### Short task
Comb through the entries for "source" and pull out each line that holds it.

### Material for this exercise ###

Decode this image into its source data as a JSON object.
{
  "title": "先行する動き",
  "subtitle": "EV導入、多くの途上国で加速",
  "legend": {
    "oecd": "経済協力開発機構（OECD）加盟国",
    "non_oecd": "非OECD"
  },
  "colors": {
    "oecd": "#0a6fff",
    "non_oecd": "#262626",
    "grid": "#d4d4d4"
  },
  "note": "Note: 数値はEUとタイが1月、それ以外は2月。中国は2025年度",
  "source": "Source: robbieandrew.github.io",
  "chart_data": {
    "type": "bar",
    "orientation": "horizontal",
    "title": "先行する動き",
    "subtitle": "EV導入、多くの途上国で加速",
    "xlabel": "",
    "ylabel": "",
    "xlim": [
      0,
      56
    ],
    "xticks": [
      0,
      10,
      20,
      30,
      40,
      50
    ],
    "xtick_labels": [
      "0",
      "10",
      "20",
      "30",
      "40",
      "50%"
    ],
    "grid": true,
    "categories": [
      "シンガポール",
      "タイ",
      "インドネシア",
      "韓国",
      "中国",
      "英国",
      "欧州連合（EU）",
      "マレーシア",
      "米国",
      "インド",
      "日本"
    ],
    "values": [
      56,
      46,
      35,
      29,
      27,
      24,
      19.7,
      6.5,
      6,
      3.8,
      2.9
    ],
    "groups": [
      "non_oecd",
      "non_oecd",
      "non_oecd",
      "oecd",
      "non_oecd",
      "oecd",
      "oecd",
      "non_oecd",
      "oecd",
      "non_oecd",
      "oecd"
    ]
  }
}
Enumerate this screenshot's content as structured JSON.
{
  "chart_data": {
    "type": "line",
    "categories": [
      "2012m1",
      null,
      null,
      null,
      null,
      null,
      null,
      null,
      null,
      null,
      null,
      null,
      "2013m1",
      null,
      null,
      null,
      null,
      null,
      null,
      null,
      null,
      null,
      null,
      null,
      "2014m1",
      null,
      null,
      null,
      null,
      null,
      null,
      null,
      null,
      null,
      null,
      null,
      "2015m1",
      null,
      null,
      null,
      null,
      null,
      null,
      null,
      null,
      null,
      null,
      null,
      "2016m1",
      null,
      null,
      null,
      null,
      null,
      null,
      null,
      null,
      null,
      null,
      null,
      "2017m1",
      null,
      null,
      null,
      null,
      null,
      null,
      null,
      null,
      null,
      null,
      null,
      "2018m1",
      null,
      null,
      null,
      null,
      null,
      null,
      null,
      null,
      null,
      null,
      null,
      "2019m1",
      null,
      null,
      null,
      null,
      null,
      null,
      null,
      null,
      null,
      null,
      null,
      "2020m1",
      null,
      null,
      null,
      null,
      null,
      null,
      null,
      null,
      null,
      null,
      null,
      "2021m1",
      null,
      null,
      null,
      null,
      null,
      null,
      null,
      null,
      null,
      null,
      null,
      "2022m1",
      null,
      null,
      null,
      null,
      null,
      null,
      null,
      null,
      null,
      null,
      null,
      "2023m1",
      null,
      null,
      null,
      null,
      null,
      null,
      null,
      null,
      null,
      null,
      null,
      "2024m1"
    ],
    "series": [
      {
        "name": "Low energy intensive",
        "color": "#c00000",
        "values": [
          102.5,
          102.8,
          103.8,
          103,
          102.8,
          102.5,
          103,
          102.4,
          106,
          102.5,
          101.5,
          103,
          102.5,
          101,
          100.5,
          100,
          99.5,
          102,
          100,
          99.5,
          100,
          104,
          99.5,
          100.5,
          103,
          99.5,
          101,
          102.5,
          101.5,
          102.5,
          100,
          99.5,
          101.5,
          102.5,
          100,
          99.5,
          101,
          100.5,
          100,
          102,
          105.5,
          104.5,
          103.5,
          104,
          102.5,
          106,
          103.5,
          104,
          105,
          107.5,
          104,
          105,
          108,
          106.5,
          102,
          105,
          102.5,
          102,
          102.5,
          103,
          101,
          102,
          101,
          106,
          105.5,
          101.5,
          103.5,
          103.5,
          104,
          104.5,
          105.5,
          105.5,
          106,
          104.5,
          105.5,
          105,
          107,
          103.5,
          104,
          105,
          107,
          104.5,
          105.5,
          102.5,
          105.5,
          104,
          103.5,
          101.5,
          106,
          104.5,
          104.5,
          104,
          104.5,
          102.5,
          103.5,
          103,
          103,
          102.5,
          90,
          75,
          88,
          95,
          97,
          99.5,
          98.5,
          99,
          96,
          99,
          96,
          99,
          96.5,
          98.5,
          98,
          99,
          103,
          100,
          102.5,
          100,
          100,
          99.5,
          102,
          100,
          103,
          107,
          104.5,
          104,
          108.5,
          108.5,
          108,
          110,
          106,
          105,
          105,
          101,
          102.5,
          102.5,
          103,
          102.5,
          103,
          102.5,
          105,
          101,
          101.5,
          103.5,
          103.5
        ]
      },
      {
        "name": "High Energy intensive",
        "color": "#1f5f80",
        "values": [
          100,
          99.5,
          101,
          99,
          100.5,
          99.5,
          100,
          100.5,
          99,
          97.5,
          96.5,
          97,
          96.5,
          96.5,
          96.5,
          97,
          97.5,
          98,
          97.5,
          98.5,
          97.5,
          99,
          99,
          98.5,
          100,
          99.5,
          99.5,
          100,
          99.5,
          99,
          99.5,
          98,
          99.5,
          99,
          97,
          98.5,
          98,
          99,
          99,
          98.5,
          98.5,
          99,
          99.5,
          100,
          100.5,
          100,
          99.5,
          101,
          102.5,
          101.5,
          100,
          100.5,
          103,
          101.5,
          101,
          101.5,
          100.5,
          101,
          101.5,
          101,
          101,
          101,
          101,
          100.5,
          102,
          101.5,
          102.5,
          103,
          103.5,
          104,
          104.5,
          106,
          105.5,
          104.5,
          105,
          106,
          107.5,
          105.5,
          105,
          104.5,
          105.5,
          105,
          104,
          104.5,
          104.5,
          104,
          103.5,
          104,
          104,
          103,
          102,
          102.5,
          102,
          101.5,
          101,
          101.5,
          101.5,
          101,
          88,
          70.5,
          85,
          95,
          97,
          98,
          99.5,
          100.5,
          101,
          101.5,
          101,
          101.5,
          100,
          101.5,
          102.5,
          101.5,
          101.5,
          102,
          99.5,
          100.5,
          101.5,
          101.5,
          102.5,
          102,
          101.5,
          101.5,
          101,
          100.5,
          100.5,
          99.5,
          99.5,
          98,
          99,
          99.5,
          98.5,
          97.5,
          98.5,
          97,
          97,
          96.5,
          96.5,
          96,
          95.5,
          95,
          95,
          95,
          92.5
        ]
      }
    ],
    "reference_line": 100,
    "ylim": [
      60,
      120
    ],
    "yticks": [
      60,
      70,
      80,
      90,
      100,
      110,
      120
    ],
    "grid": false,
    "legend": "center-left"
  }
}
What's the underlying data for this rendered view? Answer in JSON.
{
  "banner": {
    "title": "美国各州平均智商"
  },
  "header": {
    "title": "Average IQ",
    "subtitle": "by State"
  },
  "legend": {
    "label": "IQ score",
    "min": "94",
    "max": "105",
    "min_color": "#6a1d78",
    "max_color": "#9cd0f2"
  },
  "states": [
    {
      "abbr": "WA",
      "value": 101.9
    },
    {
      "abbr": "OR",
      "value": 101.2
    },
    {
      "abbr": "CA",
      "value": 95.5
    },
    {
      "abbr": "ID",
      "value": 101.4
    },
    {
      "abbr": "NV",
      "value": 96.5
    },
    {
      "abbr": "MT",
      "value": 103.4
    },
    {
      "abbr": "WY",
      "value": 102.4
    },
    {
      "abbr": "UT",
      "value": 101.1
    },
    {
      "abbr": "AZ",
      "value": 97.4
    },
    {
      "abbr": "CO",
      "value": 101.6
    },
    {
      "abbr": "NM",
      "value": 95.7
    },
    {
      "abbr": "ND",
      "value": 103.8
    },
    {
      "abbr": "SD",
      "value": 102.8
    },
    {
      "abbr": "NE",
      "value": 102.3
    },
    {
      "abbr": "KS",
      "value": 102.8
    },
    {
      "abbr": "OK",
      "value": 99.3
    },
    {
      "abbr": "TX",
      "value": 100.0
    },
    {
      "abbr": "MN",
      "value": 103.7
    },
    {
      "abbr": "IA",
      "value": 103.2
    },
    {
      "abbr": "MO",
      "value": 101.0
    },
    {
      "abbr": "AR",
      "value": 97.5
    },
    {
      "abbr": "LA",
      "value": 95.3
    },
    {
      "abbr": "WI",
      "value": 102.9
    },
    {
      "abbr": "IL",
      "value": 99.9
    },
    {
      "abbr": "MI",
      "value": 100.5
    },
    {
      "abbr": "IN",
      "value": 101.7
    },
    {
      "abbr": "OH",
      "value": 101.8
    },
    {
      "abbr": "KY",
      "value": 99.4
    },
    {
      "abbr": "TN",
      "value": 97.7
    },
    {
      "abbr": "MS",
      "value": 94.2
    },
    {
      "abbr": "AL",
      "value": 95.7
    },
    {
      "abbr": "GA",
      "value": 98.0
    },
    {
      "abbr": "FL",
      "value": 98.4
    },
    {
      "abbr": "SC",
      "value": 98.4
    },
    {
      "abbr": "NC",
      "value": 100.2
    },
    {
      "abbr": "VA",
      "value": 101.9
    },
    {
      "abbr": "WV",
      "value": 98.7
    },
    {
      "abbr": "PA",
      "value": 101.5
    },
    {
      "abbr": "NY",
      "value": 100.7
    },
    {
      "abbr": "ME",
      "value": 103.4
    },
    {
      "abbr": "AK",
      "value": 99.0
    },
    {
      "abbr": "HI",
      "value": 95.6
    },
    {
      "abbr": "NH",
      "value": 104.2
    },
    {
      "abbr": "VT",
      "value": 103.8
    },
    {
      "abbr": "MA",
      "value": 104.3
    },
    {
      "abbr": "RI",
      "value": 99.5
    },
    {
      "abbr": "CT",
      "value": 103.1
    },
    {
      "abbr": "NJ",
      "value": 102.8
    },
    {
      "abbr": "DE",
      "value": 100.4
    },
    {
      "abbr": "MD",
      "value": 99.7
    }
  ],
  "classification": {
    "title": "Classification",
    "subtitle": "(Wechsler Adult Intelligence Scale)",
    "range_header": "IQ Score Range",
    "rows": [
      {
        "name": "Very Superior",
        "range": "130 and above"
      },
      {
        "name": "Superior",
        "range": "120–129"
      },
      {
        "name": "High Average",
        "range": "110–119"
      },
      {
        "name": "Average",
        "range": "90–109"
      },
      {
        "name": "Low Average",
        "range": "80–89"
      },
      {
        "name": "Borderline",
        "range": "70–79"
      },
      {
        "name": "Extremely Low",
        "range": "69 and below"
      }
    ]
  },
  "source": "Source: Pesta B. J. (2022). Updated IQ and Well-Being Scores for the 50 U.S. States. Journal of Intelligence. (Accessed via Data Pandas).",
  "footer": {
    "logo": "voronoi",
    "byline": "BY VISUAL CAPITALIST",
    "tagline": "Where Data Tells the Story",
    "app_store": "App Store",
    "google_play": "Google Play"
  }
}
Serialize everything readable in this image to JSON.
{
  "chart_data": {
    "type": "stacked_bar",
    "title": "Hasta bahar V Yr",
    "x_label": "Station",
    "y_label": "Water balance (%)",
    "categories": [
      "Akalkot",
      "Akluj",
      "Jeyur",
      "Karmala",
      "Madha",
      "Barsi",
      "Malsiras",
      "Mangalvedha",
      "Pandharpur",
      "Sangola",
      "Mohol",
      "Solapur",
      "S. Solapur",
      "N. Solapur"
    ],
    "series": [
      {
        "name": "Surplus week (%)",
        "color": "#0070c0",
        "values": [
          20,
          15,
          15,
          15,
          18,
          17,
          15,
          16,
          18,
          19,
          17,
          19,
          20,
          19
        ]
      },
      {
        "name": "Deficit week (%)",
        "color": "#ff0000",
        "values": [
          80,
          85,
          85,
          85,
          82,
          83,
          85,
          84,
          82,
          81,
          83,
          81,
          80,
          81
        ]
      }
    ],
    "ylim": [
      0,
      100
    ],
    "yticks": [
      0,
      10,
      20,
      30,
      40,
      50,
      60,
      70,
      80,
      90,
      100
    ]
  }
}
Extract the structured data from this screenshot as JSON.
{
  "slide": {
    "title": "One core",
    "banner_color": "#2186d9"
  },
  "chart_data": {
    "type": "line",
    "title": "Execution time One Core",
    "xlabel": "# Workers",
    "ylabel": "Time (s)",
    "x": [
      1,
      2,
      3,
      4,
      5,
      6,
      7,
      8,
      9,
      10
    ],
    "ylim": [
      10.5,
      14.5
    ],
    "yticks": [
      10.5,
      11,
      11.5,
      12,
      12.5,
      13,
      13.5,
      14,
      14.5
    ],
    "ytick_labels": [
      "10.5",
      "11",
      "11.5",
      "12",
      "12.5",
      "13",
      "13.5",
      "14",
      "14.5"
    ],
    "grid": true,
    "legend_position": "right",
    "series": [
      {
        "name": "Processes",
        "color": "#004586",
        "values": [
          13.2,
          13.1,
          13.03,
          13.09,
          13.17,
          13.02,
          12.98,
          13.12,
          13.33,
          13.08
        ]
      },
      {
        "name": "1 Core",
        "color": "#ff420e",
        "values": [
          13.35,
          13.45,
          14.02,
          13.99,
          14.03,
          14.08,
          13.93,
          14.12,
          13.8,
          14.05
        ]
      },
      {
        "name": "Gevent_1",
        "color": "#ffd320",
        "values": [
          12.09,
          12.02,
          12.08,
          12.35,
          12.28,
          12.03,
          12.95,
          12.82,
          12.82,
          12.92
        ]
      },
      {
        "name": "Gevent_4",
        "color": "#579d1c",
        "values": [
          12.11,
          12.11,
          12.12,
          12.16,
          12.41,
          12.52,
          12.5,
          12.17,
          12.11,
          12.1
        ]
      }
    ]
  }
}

###

### Solution to this task
Decode this image into its source data as a JSON object.
  "source": "Source: robbieandrew.github.io",
  "source": "Source: Pesta B. J. (2022). Updated IQ and Well-Being Scores for the 50 U.S. States. Journal of Intelligence. (Accessed via Data Pandas).",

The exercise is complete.